— Start Information given —

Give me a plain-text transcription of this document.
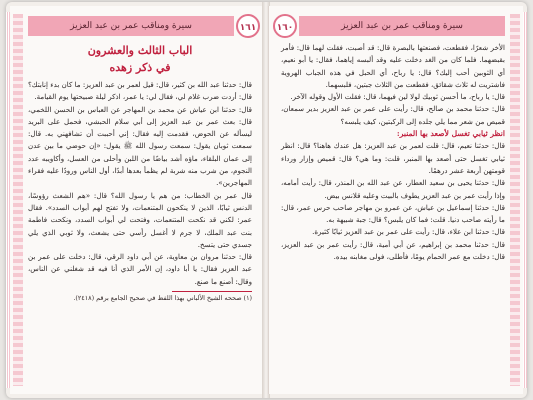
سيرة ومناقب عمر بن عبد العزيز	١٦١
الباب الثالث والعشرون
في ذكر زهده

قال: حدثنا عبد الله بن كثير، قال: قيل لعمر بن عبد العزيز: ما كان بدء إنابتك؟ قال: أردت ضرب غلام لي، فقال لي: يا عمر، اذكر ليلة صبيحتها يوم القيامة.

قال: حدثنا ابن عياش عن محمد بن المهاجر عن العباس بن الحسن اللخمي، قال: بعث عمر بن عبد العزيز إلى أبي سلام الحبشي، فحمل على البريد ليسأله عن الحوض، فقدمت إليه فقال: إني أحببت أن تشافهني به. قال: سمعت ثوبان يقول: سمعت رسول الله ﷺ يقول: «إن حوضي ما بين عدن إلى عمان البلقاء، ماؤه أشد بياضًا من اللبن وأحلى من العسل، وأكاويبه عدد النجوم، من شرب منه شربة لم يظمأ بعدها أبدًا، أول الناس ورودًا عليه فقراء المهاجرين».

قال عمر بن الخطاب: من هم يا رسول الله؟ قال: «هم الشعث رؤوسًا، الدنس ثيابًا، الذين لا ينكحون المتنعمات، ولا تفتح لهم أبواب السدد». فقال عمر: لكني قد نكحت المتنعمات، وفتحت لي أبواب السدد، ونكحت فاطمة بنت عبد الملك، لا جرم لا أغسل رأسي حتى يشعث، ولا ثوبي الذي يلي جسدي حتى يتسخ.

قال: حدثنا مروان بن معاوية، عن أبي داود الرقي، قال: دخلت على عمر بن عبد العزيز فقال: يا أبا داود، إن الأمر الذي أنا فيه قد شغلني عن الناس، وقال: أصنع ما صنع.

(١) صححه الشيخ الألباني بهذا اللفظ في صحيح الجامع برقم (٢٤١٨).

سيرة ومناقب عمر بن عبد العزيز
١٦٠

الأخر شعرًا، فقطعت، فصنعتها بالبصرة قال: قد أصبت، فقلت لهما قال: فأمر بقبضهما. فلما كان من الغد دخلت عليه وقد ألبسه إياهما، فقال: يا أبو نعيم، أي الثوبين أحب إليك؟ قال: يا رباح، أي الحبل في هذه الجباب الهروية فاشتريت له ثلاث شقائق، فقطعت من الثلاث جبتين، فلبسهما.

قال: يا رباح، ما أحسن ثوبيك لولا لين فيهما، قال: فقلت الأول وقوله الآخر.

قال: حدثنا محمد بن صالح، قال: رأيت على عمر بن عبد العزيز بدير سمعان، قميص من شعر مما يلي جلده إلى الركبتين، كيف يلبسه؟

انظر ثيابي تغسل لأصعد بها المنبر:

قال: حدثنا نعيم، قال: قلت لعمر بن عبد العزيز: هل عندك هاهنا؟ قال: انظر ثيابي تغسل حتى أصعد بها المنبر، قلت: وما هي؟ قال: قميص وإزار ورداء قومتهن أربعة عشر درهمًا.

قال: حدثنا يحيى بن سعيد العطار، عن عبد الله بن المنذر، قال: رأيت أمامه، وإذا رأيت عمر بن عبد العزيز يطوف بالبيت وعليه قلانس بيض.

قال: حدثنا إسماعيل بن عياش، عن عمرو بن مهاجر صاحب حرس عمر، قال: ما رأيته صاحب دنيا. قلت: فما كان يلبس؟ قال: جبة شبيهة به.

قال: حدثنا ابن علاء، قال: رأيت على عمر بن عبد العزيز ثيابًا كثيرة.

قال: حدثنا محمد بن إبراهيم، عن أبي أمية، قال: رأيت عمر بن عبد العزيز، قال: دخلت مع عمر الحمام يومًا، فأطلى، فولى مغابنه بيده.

— End Information given —

Required task:
Copy each line above containing the string "ومناقب".

Output below:
سيرة ومناقب عمر بن عبد العزيز	١٦١
سيرة ومناقب عمر بن عبد العزيز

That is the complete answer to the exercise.